### Data rows

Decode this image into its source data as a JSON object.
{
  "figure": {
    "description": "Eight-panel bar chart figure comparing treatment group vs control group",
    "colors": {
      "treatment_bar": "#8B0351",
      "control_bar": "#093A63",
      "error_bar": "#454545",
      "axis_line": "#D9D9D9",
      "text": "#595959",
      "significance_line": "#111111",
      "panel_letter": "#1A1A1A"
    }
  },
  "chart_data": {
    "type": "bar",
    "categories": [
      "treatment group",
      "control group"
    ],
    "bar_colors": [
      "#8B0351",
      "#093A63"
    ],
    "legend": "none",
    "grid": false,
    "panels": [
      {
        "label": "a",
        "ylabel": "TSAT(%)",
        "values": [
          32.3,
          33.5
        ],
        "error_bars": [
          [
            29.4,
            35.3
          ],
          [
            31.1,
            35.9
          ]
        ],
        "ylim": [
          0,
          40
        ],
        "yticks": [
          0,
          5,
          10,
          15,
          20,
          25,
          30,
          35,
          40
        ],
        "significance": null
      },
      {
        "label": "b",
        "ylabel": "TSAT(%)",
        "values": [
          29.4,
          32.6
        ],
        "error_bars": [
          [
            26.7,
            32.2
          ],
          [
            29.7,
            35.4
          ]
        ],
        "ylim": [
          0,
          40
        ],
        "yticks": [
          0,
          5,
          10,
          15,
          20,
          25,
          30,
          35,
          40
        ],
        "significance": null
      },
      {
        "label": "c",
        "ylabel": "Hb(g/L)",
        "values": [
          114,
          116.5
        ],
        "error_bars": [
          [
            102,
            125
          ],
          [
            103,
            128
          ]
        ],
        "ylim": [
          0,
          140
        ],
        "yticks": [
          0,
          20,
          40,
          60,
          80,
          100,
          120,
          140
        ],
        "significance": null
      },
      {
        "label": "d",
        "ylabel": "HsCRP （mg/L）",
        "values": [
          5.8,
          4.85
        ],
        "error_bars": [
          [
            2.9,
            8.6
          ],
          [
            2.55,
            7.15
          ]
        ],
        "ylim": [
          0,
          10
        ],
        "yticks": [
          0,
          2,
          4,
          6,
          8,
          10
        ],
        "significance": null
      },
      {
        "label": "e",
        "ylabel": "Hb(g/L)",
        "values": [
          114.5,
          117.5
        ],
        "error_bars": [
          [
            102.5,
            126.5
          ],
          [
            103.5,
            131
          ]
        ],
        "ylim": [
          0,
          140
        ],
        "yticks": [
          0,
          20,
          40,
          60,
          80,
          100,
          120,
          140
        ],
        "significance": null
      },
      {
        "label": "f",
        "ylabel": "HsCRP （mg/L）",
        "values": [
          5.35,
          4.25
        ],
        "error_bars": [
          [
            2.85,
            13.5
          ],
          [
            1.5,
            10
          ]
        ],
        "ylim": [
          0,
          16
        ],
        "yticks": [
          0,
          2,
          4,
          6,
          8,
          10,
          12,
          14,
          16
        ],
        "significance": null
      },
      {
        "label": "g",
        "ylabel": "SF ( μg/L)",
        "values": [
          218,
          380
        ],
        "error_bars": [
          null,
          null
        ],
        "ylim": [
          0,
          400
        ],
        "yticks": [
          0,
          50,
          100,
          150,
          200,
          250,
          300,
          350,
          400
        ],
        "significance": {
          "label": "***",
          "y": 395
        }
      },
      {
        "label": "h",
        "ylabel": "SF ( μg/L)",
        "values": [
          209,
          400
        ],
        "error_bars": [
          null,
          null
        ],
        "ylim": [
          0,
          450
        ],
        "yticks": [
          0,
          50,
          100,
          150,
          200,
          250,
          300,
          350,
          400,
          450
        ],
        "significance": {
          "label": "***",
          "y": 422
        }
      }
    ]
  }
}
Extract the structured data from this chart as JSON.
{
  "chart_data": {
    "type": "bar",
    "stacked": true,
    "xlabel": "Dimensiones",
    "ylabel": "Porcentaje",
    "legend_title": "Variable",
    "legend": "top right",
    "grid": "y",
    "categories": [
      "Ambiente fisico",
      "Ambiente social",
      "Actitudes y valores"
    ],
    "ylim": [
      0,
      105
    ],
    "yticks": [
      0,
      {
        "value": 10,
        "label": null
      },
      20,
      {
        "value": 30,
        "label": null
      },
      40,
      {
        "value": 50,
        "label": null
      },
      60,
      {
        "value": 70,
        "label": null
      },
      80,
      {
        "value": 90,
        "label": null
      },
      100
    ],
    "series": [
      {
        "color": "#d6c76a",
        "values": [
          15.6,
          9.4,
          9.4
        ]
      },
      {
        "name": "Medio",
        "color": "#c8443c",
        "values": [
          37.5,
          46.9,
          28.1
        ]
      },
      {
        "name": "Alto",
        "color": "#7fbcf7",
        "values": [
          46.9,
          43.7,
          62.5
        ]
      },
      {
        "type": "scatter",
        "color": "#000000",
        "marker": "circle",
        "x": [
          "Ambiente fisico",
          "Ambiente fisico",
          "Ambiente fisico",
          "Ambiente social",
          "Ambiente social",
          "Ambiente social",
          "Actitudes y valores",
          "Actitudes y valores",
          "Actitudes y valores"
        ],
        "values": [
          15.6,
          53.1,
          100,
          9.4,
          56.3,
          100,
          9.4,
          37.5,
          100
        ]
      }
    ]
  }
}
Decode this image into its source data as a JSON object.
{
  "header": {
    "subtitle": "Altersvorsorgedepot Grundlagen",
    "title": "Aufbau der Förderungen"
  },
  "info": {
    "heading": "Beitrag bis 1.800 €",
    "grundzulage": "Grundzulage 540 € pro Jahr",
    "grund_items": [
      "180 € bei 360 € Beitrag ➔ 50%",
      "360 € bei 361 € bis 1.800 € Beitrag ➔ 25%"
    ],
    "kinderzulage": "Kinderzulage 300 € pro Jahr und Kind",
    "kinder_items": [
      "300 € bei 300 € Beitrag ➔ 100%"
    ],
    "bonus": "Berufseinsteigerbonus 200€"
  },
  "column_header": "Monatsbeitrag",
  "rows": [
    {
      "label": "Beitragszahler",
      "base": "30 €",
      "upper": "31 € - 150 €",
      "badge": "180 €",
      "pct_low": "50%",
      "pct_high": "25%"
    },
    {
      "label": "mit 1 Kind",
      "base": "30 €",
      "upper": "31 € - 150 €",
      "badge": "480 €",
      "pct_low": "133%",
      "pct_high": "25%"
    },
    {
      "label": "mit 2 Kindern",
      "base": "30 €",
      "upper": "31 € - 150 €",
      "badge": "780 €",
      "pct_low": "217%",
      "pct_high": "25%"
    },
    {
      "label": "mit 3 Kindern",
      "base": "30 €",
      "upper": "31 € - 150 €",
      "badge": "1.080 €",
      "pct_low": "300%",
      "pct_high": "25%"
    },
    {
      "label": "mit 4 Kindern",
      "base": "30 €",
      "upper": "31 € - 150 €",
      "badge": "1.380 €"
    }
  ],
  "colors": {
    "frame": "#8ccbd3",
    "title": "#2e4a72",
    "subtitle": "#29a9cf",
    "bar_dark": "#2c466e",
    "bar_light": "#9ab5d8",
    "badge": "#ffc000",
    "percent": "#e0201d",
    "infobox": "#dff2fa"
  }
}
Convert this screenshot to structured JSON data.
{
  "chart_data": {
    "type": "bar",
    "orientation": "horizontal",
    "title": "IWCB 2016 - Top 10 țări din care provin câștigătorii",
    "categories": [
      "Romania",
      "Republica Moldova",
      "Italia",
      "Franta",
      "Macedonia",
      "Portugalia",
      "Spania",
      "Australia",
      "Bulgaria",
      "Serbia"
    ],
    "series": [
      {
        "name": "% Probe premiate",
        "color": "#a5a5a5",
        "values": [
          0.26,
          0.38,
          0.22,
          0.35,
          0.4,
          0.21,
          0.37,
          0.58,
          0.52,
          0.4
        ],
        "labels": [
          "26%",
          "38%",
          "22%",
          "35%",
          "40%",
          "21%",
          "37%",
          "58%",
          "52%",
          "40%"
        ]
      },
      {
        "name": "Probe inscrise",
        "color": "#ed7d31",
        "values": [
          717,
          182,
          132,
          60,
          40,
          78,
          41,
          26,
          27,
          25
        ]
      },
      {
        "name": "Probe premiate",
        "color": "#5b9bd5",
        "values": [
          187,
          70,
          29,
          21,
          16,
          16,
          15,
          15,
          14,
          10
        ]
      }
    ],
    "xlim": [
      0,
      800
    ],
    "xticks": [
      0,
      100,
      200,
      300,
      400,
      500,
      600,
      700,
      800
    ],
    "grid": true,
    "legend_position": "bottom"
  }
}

######

• _Aim_
Return each line with "Probe".

• _Solution below_
        "name": "% Probe premiate",
        "name": "Probe inscrise",
        "name": "Probe premiate",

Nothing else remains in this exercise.